*WHAT TO DO*
Repeat, without any change, the entries presented below.
•••
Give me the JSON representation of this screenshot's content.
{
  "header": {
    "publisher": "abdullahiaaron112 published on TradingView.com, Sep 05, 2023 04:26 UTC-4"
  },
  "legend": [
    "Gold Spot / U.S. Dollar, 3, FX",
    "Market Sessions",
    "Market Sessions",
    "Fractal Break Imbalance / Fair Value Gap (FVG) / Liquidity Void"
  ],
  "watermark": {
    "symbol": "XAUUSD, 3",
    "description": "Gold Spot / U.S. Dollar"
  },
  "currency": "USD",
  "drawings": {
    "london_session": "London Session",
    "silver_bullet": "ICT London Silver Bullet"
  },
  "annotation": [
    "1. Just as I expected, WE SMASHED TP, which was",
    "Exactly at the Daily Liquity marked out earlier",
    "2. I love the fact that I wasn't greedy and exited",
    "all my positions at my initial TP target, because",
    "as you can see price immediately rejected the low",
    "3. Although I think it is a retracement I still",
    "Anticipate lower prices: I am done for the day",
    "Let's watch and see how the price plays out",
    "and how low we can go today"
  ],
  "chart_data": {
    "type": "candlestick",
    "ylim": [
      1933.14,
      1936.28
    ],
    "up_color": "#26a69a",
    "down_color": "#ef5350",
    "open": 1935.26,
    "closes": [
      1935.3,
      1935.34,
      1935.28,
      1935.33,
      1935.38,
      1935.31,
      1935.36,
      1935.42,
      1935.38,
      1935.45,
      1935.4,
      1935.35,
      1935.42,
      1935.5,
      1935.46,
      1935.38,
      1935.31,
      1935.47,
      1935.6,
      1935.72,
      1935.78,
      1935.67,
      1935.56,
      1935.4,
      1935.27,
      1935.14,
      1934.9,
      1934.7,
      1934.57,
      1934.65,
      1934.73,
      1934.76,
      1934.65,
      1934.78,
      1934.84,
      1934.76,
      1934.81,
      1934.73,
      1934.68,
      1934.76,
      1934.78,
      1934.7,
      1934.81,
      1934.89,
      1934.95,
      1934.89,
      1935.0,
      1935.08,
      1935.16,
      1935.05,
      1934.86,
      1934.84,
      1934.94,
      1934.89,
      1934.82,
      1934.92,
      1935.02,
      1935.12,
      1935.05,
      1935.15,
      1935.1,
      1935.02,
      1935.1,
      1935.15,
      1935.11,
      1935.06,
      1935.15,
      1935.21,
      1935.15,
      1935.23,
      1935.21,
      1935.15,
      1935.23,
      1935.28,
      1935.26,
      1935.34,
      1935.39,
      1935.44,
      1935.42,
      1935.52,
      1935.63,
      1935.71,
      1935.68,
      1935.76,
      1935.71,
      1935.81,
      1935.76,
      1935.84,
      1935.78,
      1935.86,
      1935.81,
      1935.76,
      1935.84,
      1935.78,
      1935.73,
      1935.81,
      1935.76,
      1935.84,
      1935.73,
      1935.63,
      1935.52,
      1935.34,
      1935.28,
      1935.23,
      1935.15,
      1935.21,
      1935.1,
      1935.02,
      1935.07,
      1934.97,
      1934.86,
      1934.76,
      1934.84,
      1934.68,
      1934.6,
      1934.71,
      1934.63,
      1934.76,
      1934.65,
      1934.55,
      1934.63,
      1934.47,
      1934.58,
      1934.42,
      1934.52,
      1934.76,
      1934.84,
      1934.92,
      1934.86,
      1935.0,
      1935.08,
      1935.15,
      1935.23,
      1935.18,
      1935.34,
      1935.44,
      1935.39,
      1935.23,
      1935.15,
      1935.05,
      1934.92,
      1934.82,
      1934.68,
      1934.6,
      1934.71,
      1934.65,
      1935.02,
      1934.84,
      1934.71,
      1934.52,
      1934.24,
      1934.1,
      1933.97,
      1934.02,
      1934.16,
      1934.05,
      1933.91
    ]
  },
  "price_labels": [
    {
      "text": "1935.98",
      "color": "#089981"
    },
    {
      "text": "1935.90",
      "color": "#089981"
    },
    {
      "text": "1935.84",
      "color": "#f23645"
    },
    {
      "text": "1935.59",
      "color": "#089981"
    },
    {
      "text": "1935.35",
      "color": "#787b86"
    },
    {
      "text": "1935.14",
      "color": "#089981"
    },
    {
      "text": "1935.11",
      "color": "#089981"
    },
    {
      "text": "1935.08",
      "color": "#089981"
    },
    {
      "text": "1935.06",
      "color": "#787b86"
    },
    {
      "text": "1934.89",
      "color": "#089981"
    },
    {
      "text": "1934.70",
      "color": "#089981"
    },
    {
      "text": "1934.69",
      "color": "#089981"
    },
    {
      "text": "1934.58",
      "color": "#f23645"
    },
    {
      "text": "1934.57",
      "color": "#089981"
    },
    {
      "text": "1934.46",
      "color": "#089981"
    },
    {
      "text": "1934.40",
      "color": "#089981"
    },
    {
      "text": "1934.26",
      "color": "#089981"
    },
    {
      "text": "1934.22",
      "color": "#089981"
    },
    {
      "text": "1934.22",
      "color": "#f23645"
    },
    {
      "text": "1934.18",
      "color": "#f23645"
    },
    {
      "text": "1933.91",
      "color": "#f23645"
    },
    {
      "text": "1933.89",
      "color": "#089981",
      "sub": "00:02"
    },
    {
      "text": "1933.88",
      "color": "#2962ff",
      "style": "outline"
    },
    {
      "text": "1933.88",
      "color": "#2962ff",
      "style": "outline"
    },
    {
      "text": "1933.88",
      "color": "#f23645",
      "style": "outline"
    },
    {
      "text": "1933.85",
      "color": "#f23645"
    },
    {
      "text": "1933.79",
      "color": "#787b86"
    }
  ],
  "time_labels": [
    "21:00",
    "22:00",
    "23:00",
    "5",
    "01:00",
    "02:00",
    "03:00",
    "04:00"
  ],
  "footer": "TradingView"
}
•••
*RESPONSE TO THE TASK*
Give me the JSON representation of this screenshot's content.
{
  "header": {
    "publisher": "abdullahiaaron112 published on TradingView.com, Sep 05, 2023 04:26 UTC-4"
  },
  "legend": [
    "Gold Spot / U.S. Dollar, 3, FX",
    "Market Sessions",
    "Market Sessions",
    "Fractal Break Imbalance / Fair Value Gap (FVG) / Liquidity Void"
  ],
  "watermark": {
    "symbol": "XAUUSD, 3",
    "description": "Gold Spot / U.S. Dollar"
  },
  "currency": "USD",
  "drawings": {
    "london_session": "London Session",
    "silver_bullet": "ICT London Silver Bullet"
  },
  "annotation": [
    "1. Just as I expected, WE SMASHED TP, which was",
    "Exactly at the Daily Liquity marked out earlier",
    "2. I love the fact that I wasn't greedy and exited",
    "all my positions at my initial TP target, because",
    "as you can see price immediately rejected the low",
    "3. Although I think it is a retracement I still",
    "Anticipate lower prices: I am done for the day",
    "Let's watch and see how the price plays out",
    "and how low we can go today"
  ],
  "chart_data": {
    "type": "candlestick",
    "ylim": [
      1933.14,
      1936.28
    ],
    "up_color": "#26a69a",
    "down_color": "#ef5350",
    "open": 1935.26,
    "closes": [
      1935.3,
      1935.34,
      1935.28,
      1935.33,
      1935.38,
      1935.31,
      1935.36,
      1935.42,
      1935.38,
      1935.45,
      1935.4,
      1935.35,
      1935.42,
      1935.5,
      1935.46,
      1935.38,
      1935.31,
      1935.47,
      1935.6,
      1935.72,
      1935.78,
      1935.67,
      1935.56,
      1935.4,
      1935.27,
      1935.14,
      1934.9,
      1934.7,
      1934.57,
      1934.65,
      1934.73,
      1934.76,
      1934.65,
      1934.78,
      1934.84,
      1934.76,
      1934.81,
      1934.73,
      1934.68,
      1934.76,
      1934.78,
      1934.7,
      1934.81,
      1934.89,
      1934.95,
      1934.89,
      1935.0,
      1935.08,
      1935.16,
      1935.05,
      1934.86,
      1934.84,
      1934.94,
      1934.89,
      1934.82,
      1934.92,
      1935.02,
      1935.12,
      1935.05,
      1935.15,
      1935.1,
      1935.02,
      1935.1,
      1935.15,
      1935.11,
      1935.06,
      1935.15,
      1935.21,
      1935.15,
      1935.23,
      1935.21,
      1935.15,
      1935.23,
      1935.28,
      1935.26,
      1935.34,
      1935.39,
      1935.44,
      1935.42,
      1935.52,
      1935.63,
      1935.71,
      1935.68,
      1935.76,
      1935.71,
      1935.81,
      1935.76,
      1935.84,
      1935.78,
      1935.86,
      1935.81,
      1935.76,
      1935.84,
      1935.78,
      1935.73,
      1935.81,
      1935.76,
      1935.84,
      1935.73,
      1935.63,
      1935.52,
      1935.34,
      1935.28,
      1935.23,
      1935.15,
      1935.21,
      1935.1,
      1935.02,
      1935.07,
      1934.97,
      1934.86,
      1934.76,
      1934.84,
      1934.68,
      1934.6,
      1934.71,
      1934.63,
      1934.76,
      1934.65,
      1934.55,
      1934.63,
      1934.47,
      1934.58,
      1934.42,
      1934.52,
      1934.76,
      1934.84,
      1934.92,
      1934.86,
      1935.0,
      1935.08,
      1935.15,
      1935.23,
      1935.18,
      1935.34,
      1935.44,
      1935.39,
      1935.23,
      1935.15,
      1935.05,
      1934.92,
      1934.82,
      1934.68,
      1934.6,
      1934.71,
      1934.65,
      1935.02,
      1934.84,
      1934.71,
      1934.52,
      1934.24,
      1934.1,
      1933.97,
      1934.02,
      1934.16,
      1934.05,
      1933.91
    ]
  },
  "price_labels": [
    {
      "text": "1935.98",
      "color": "#089981"
    },
    {
      "text": "1935.90",
      "color": "#089981"
    },
    {
      "text": "1935.84",
      "color": "#f23645"
    },
    {
      "text": "1935.59",
      "color": "#089981"
    },
    {
      "text": "1935.35",
      "color": "#787b86"
    },
    {
      "text": "1935.14",
      "color": "#089981"
    },
    {
      "text": "1935.11",
      "color": "#089981"
    },
    {
      "text": "1935.08",
      "color": "#089981"
    },
    {
      "text": "1935.06",
      "color": "#787b86"
    },
    {
      "text": "1934.89",
      "color": "#089981"
    },
    {
      "text": "1934.70",
      "color": "#089981"
    },
    {
      "text": "1934.69",
      "color": "#089981"
    },
    {
      "text": "1934.58",
      "color": "#f23645"
    },
    {
      "text": "1934.57",
      "color": "#089981"
    },
    {
      "text": "1934.46",
      "color": "#089981"
    },
    {
      "text": "1934.40",
      "color": "#089981"
    },
    {
      "text": "1934.26",
      "color": "#089981"
    },
    {
      "text": "1934.22",
      "color": "#089981"
    },
    {
      "text": "1934.22",
      "color": "#f23645"
    },
    {
      "text": "1934.18",
      "color": "#f23645"
    },
    {
      "text": "1933.91",
      "color": "#f23645"
    },
    {
      "text": "1933.89",
      "color": "#089981",
      "sub": "00:02"
    },
    {
      "text": "1933.88",
      "color": "#2962ff",
      "style": "outline"
    },
    {
      "text": "1933.88",
      "color": "#2962ff",
      "style": "outline"
    },
    {
      "text": "1933.88",
      "color": "#f23645",
      "style": "outline"
    },
    {
      "text": "1933.85",
      "color": "#f23645"
    },
    {
      "text": "1933.79",
      "color": "#787b86"
    }
  ],
  "time_labels": [
    "21:00",
    "22:00",
    "23:00",
    "5",
    "01:00",
    "02:00",
    "03:00",
    "04:00"
  ],
  "footer": "TradingView"
}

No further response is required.